What the exercise asks: Print all of the entries exactly, minus the pictures.

☆ ☆ ☆ ☆ ☆ ☆ ☆

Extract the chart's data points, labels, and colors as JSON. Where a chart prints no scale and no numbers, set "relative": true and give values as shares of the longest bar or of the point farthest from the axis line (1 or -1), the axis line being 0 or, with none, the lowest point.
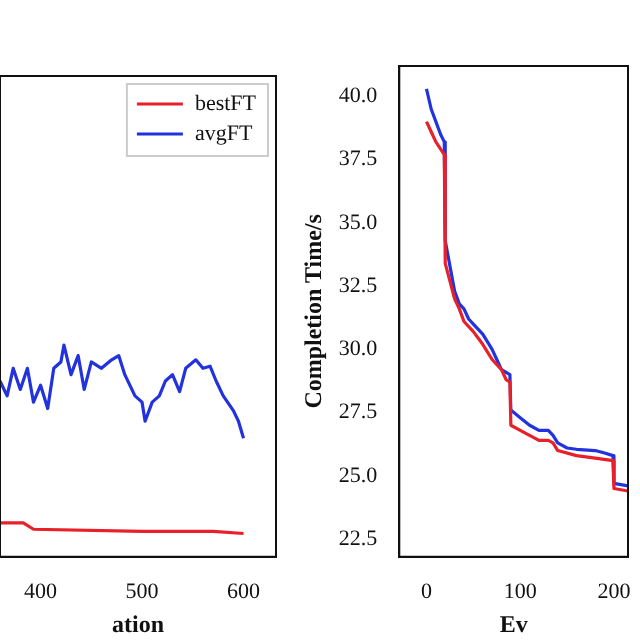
{
  "chart_data": [
    {
      "type": "line",
      "relative": true,
      "xlabel": "ation",
      "xlim": [
        360,
        632
      ],
      "xticks": [
        400,
        500,
        600
      ],
      "legend": "top right",
      "grid": false,
      "series": [
        {
          "name": "bestFT",
          "color": "#e8202a",
          "x": [
            360,
            383,
            393,
            500,
            570,
            600
          ],
          "values": [
            0.16,
            0.16,
            0.13,
            0.12,
            0.12,
            0.11
          ]
        },
        {
          "name": "avgFT",
          "color": "#2233dd",
          "x": [
            360,
            367,
            373,
            380,
            387,
            393,
            400,
            407,
            413,
            420,
            423,
            430,
            437,
            443,
            450,
            460,
            470,
            477,
            483,
            493,
            500,
            503,
            510,
            517,
            523,
            530,
            537,
            543,
            553,
            560,
            567,
            573,
            580,
            590,
            595,
            600
          ],
          "values": [
            0.83,
            0.76,
            0.89,
            0.79,
            0.89,
            0.73,
            0.81,
            0.7,
            0.89,
            0.92,
            1.0,
            0.86,
            0.95,
            0.79,
            0.92,
            0.89,
            0.93,
            0.95,
            0.86,
            0.76,
            0.73,
            0.64,
            0.73,
            0.76,
            0.83,
            0.86,
            0.78,
            0.89,
            0.93,
            0.89,
            0.9,
            0.83,
            0.76,
            0.69,
            0.64,
            0.56
          ]
        }
      ]
    },
    {
      "type": "line",
      "ylabel": "Completion Time/s",
      "xlabel": "Ev",
      "xlim": [
        -29,
        215
      ],
      "xticks": [
        0,
        100,
        200
      ],
      "ylim": [
        21.8,
        41.2
      ],
      "yticks": [
        22.5,
        {
          "value": 25,
          "label": "25.0"
        },
        27.5,
        {
          "value": 30,
          "label": "30.0"
        },
        32.5,
        {
          "value": 35,
          "label": "35.0"
        },
        37.5,
        {
          "value": 40,
          "label": "40.0"
        }
      ],
      "legend": false,
      "grid": false,
      "series": [
        {
          "color": "#e8202a",
          "x": [
            0,
            5,
            10,
            19,
            20,
            25,
            30,
            35,
            40,
            50,
            60,
            70,
            80,
            85,
            89,
            90,
            100,
            110,
            120,
            130,
            135,
            140,
            160,
            180,
            199,
            200,
            215
          ],
          "values": [
            39.0,
            38.6,
            38.2,
            37.7,
            33.4,
            32.7,
            32.0,
            31.6,
            31.1,
            30.7,
            30.2,
            29.6,
            29.2,
            28.8,
            28.7,
            27.0,
            26.8,
            26.6,
            26.4,
            26.4,
            26.3,
            26.0,
            25.8,
            25.7,
            25.6,
            24.5,
            24.4
          ]
        },
        {
          "color": "#2233dd",
          "x": [
            0,
            5,
            10,
            15,
            19,
            20,
            25,
            30,
            35,
            40,
            45,
            50,
            55,
            60,
            70,
            75,
            80,
            89,
            90,
            100,
            110,
            120,
            130,
            135,
            140,
            150,
            160,
            180,
            190,
            199,
            200,
            215
          ],
          "values": [
            40.3,
            39.5,
            39.0,
            38.5,
            38.2,
            34.3,
            33.3,
            32.3,
            31.8,
            31.6,
            31.2,
            31.0,
            30.8,
            30.6,
            30.0,
            29.6,
            29.2,
            29.0,
            27.6,
            27.3,
            27.0,
            26.8,
            26.8,
            26.6,
            26.3,
            26.1,
            26.05,
            26.0,
            25.9,
            25.8,
            24.7,
            24.6
          ]
        }
      ]
    }
  ]
}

☆ ☆ ☆ ☆ ☆ ☆ ☆

Answer to this task:
Extract the chart's data points, labels, and colors as JSON. Where a chart prints no scale and no numbers, set "relative": true and give values as shares of the longest bar or of the point farthest from the axis line (1 or -1), the axis line being 0 or, with none, the lowest point.
{
  "chart_data": [
    {
      "type": "line",
      "relative": true,
      "xlabel": "ation",
      "xlim": [
        360,
        632
      ],
      "xticks": [
        400,
        500,
        600
      ],
      "legend": "top right",
      "grid": false,
      "series": [
        {
          "name": "bestFT",
          "color": "#e8202a",
          "x": [
            360,
            383,
            393,
            500,
            570,
            600
          ],
          "values": [
            0.16,
            0.16,
            0.13,
            0.12,
            0.12,
            0.11
          ]
        },
        {
          "name": "avgFT",
          "color": "#2233dd",
          "x": [
            360,
            367,
            373,
            380,
            387,
            393,
            400,
            407,
            413,
            420,
            423,
            430,
            437,
            443,
            450,
            460,
            470,
            477,
            483,
            493,
            500,
            503,
            510,
            517,
            523,
            530,
            537,
            543,
            553,
            560,
            567,
            573,
            580,
            590,
            595,
            600
          ],
          "values": [
            0.83,
            0.76,
            0.89,
            0.79,
            0.89,
            0.73,
            0.81,
            0.7,
            0.89,
            0.92,
            1.0,
            0.86,
            0.95,
            0.79,
            0.92,
            0.89,
            0.93,
            0.95,
            0.86,
            0.76,
            0.73,
            0.64,
            0.73,
            0.76,
            0.83,
            0.86,
            0.78,
            0.89,
            0.93,
            0.89,
            0.9,
            0.83,
            0.76,
            0.69,
            0.64,
            0.56
          ]
        }
      ]
    },
    {
      "type": "line",
      "ylabel": "Completion Time/s",
      "xlabel": "Ev",
      "xlim": [
        -29,
        215
      ],
      "xticks": [
        0,
        100,
        200
      ],
      "ylim": [
        21.8,
        41.2
      ],
      "yticks": [
        22.5,
        {
          "value": 25,
          "label": "25.0"
        },
        27.5,
        {
          "value": 30,
          "label": "30.0"
        },
        32.5,
        {
          "value": 35,
          "label": "35.0"
        },
        37.5,
        {
          "value": 40,
          "label": "40.0"
        }
      ],
      "legend": false,
      "grid": false,
      "series": [
        {
          "color": "#e8202a",
          "x": [
            0,
            5,
            10,
            19,
            20,
            25,
            30,
            35,
            40,
            50,
            60,
            70,
            80,
            85,
            89,
            90,
            100,
            110,
            120,
            130,
            135,
            140,
            160,
            180,
            199,
            200,
            215
          ],
          "values": [
            39.0,
            38.6,
            38.2,
            37.7,
            33.4,
            32.7,
            32.0,
            31.6,
            31.1,
            30.7,
            30.2,
            29.6,
            29.2,
            28.8,
            28.7,
            27.0,
            26.8,
            26.6,
            26.4,
            26.4,
            26.3,
            26.0,
            25.8,
            25.7,
            25.6,
            24.5,
            24.4
          ]
        },
        {
          "color": "#2233dd",
          "x": [
            0,
            5,
            10,
            15,
            19,
            20,
            25,
            30,
            35,
            40,
            45,
            50,
            55,
            60,
            70,
            75,
            80,
            89,
            90,
            100,
            110,
            120,
            130,
            135,
            140,
            150,
            160,
            180,
            190,
            199,
            200,
            215
          ],
          "values": [
            40.3,
            39.5,
            39.0,
            38.5,
            38.2,
            34.3,
            33.3,
            32.3,
            31.8,
            31.6,
            31.2,
            31.0,
            30.8,
            30.6,
            30.0,
            29.6,
            29.2,
            29.0,
            27.6,
            27.3,
            27.0,
            26.8,
            26.8,
            26.6,
            26.3,
            26.1,
            26.05,
            26.0,
            25.9,
            25.8,
            24.7,
            24.6
          ]
        }
      ]
    }
  ]
}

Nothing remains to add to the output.